To be done
Gather all lines from the material that contain the word "κυκλοφοριακές".

Stored records

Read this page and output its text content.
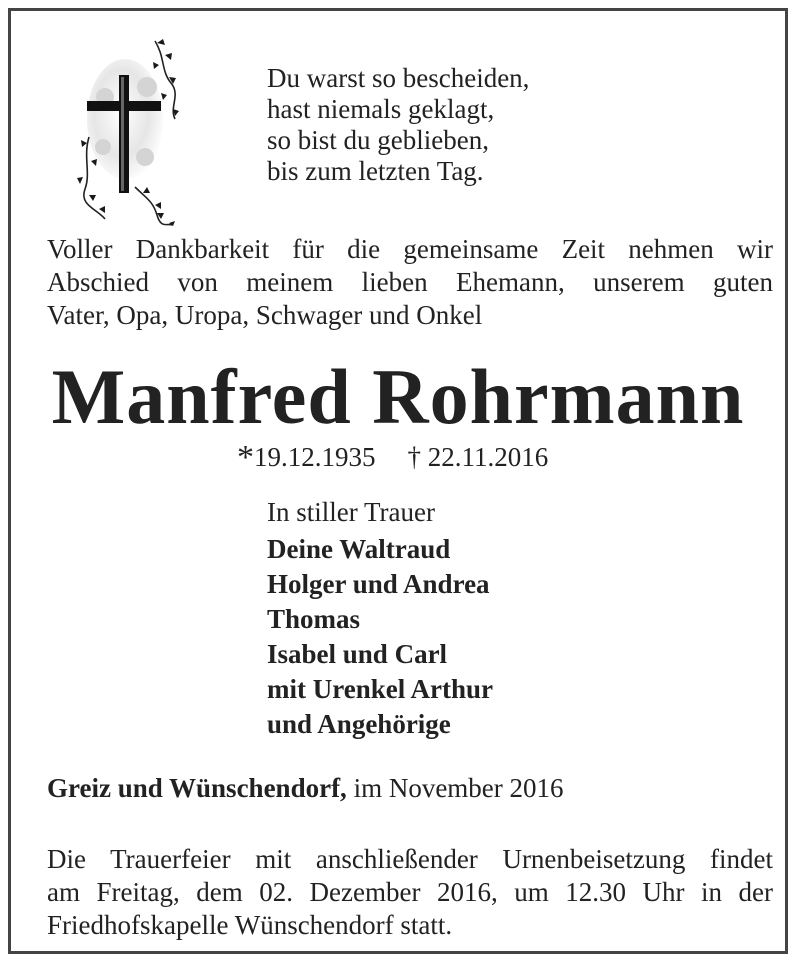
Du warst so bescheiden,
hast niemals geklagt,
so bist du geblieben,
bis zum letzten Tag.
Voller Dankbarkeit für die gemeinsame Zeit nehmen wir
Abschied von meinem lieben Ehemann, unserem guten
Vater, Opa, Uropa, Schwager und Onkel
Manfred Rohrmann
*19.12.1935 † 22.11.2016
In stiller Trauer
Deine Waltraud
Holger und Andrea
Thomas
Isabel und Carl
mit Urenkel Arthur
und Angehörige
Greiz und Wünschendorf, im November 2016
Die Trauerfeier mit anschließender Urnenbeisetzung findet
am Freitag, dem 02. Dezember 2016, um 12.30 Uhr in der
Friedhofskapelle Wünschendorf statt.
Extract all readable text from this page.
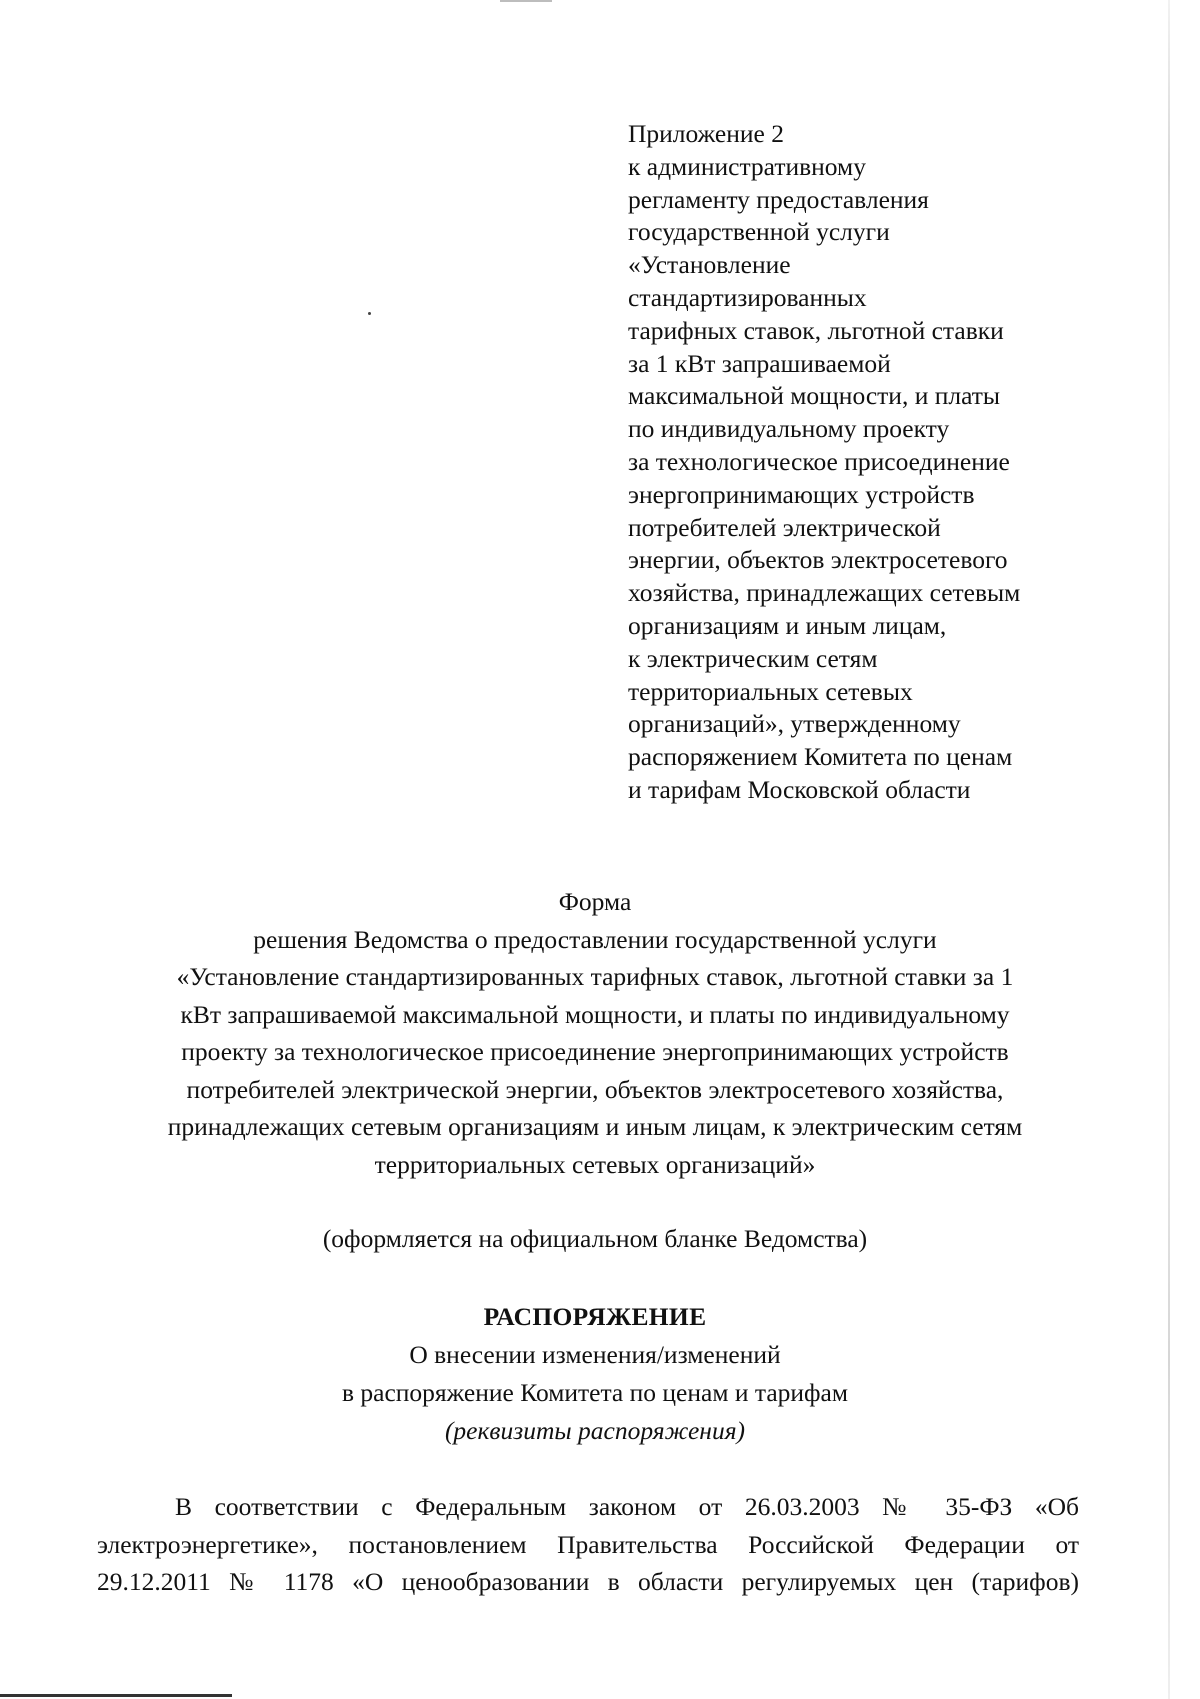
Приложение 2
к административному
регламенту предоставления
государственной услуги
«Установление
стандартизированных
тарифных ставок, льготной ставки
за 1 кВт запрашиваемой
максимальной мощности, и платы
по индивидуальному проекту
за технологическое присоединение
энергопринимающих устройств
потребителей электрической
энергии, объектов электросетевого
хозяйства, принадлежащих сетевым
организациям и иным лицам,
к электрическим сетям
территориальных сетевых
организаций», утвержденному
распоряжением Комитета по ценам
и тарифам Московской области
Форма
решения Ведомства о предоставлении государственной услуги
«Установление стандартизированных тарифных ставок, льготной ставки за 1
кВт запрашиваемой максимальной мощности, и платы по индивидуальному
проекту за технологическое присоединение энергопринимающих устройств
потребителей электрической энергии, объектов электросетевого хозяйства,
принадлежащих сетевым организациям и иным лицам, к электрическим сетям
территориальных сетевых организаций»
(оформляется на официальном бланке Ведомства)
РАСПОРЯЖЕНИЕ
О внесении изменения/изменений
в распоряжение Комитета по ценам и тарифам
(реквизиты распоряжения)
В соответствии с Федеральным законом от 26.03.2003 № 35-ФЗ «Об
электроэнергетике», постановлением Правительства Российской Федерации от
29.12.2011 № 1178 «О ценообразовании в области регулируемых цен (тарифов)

* * *

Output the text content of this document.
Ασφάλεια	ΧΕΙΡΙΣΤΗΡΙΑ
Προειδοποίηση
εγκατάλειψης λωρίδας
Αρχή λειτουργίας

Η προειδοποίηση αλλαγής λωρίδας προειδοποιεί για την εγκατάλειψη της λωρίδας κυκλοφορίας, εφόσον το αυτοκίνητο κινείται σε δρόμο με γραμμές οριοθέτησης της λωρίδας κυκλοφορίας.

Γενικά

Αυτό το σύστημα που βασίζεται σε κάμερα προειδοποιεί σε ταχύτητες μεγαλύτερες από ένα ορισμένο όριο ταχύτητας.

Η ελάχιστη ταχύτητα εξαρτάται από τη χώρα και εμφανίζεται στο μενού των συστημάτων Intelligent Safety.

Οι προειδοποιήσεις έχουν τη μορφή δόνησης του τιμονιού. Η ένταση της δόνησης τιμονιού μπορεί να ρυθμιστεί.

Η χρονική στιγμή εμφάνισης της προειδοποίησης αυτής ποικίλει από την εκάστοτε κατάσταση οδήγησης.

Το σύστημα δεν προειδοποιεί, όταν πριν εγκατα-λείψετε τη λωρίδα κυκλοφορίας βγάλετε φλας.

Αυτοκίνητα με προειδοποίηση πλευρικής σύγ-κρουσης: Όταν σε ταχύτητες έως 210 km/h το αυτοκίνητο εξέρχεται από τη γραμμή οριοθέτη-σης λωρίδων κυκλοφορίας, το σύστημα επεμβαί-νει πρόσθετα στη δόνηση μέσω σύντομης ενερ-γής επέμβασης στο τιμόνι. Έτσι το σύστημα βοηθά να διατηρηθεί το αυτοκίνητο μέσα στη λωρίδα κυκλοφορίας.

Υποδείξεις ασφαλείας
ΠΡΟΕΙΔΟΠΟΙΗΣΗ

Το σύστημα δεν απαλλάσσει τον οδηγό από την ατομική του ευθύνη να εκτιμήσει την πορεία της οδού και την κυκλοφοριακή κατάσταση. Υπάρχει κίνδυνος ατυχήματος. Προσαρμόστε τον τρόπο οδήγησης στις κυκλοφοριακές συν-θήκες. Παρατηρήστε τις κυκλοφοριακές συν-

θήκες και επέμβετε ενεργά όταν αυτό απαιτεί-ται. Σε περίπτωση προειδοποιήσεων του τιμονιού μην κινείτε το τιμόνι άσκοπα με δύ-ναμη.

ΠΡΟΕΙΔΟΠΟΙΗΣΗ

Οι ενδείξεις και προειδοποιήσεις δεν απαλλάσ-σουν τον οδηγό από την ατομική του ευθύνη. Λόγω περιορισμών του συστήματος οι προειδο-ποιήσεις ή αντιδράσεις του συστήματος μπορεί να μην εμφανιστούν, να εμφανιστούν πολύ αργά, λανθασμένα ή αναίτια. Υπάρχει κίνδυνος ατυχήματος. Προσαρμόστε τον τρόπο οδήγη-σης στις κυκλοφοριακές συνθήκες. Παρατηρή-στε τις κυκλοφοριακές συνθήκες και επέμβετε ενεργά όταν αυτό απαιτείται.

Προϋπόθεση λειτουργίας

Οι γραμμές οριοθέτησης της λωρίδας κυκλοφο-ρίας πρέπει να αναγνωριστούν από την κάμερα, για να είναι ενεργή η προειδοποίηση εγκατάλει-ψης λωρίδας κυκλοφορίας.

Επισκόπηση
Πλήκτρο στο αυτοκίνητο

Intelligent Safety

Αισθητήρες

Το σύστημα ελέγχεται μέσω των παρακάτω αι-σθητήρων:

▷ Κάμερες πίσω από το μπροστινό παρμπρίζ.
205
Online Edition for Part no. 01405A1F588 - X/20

...

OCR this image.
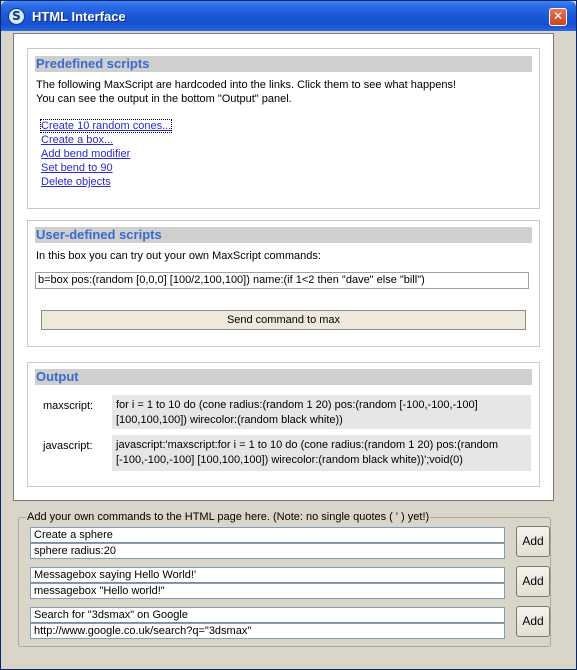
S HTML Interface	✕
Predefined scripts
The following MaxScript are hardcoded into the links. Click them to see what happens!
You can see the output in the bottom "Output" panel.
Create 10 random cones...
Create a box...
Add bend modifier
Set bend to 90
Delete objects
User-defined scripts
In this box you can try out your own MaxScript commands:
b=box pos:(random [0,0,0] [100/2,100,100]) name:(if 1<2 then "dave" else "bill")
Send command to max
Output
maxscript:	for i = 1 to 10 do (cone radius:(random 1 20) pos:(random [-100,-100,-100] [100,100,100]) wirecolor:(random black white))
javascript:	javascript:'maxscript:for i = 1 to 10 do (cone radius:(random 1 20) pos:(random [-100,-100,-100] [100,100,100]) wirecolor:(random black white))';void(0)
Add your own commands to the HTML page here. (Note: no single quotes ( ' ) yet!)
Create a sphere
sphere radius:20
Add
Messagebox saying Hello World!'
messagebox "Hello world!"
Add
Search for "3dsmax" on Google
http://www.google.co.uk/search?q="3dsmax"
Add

Solution
Το σύστημα δεν απαλλάσσει τον οδηγό από την ατομική του ευθύνη να εκτιμήσει την πορεία της οδού και την κυκλοφοριακή κατάσταση. Υπάρχει κίνδυνος ατυχήματος. Προσαρμόστε τον τρόπο οδήγησης στις κυκλοφοριακές συν-θήκες. Παρατηρήστε τις κυκλοφοριακές συν-
Οι ενδείξεις και προειδοποιήσεις δεν απαλλάσ-σουν τον οδηγό από την ατομική του ευθύνη. Λόγω περιορισμών του συστήματος οι προειδο-ποιήσεις ή αντιδράσεις του συστήματος μπορεί να μην εμφανιστούν, να εμφανιστούν πολύ αργά, λανθασμένα ή αναίτια. Υπάρχει κίνδυνος ατυχήματος. Προσαρμόστε τον τρόπο οδήγη-σης στις κυκλοφοριακές συνθήκες. Παρατηρή-στε τις κυκλοφοριακές συνθήκες και επέμβετε ενεργά όταν αυτό απαιτείται.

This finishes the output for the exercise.